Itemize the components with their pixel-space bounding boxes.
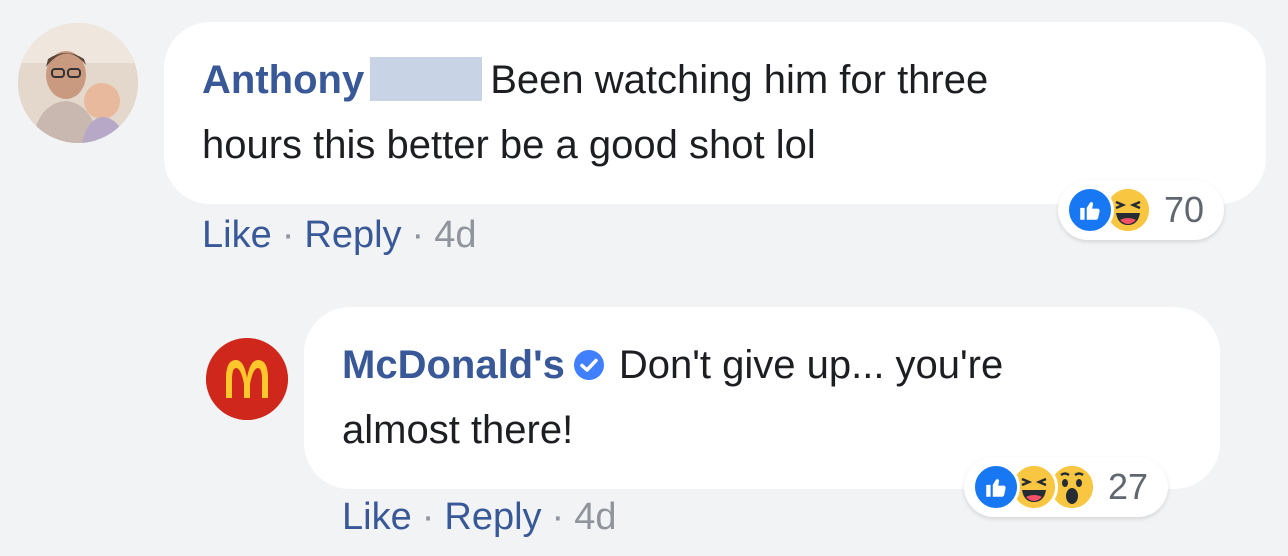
reaction-summary[interactable]: 70 <box>1058 180 1225 240</box>
separator: · <box>421 496 435 538</box>
comment-text: Been watching him for three <box>490 58 989 102</box>
reply-link[interactable]: Reply <box>444 496 541 538</box>
separator: · <box>411 214 425 256</box>
separator: · <box>551 496 565 538</box>
separator: · <box>281 214 295 256</box>
comment-text: almost there! <box>342 408 574 452</box>
redacted-surname <box>370 57 483 101</box>
comment-author[interactable]: Anthony <box>202 58 364 102</box>
comment-text: Don't give up... you're <box>618 343 1004 387</box>
avatar-anthony[interactable] <box>18 23 138 143</box>
reaction-count: 70 <box>1164 189 1205 230</box>
mcdonalds-logo-icon <box>206 338 288 420</box>
user-photo-icon <box>18 23 138 143</box>
like-link[interactable]: Like <box>342 496 412 538</box>
reaction-summary[interactable]: 27 <box>964 457 1169 517</box>
like-icon <box>1066 186 1114 234</box>
comment-text-line: almost there! <box>342 398 573 462</box>
comment-actions: Like · Reply · 4d <box>202 214 476 257</box>
comment-author[interactable]: McDonald's <box>342 343 565 387</box>
comment-text-line: hours this better be a good shot lol <box>202 113 816 177</box>
like-link[interactable]: Like <box>202 214 272 256</box>
reply-link[interactable]: Reply <box>304 214 401 256</box>
verified-badge-icon <box>573 350 604 380</box>
timestamp[interactable]: 4d <box>434 214 476 256</box>
avatar-mcdonalds[interactable] <box>206 338 288 420</box>
comment-actions: Like · Reply · 4d <box>342 496 616 539</box>
reaction-count: 27 <box>1108 466 1149 507</box>
comment-text-line: McDonald's Don't give up... you're <box>342 333 1003 397</box>
comment-text-line: Anthony Been watching him for three <box>202 48 988 112</box>
comment-text: hours this better be a good shot lol <box>202 123 816 167</box>
timestamp[interactable]: 4d <box>574 496 616 538</box>
like-icon <box>972 463 1020 511</box>
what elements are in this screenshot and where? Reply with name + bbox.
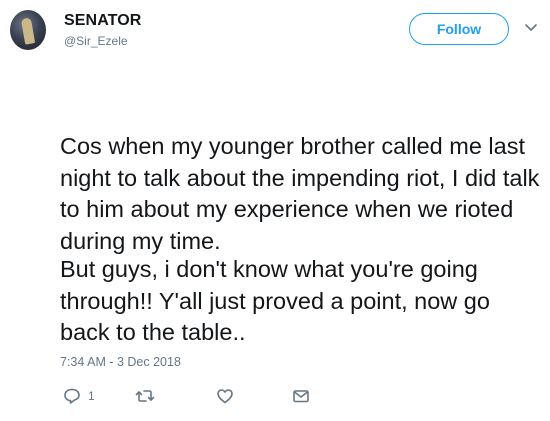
tweet-paragraph-1: Cos when my younger brother called me la… — [60, 133, 546, 254]
tweet-text: Cos when my younger brother called me la… — [60, 68, 542, 352]
follow-button[interactable]: Follow — [409, 13, 509, 45]
tweet-timestamp[interactable]: 7:34 AM - 3 Dec 2018 — [60, 355, 181, 369]
user-handle[interactable]: @Sir_Ezele — [64, 34, 128, 48]
direct-message-button[interactable] — [292, 386, 310, 406]
reply-count: 1 — [88, 389, 95, 403]
retweet-button[interactable] — [135, 386, 155, 406]
tweet-actions: 1 — [60, 386, 320, 406]
chevron-down-icon[interactable] — [524, 22, 538, 34]
display-name[interactable]: SENATOR — [64, 12, 141, 30]
like-button[interactable] — [216, 386, 234, 406]
envelope-icon — [293, 390, 309, 403]
reply-icon — [64, 388, 80, 404]
avatar-figure — [20, 17, 36, 45]
tweet-card: SENATOR @Sir_Ezele Follow Cos when my yo… — [0, 0, 550, 421]
heart-icon — [217, 389, 233, 404]
reply-button[interactable]: 1 — [63, 386, 95, 406]
retweet-icon — [135, 390, 155, 402]
tweet-paragraph-2: But guys, i don't know what you're going… — [60, 256, 497, 345]
avatar[interactable] — [10, 10, 46, 50]
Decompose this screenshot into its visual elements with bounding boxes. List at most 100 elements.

What to work on>
How many lines of the listing above contain the string "icon"? Case matters. Reply with the number only.

Response below>
10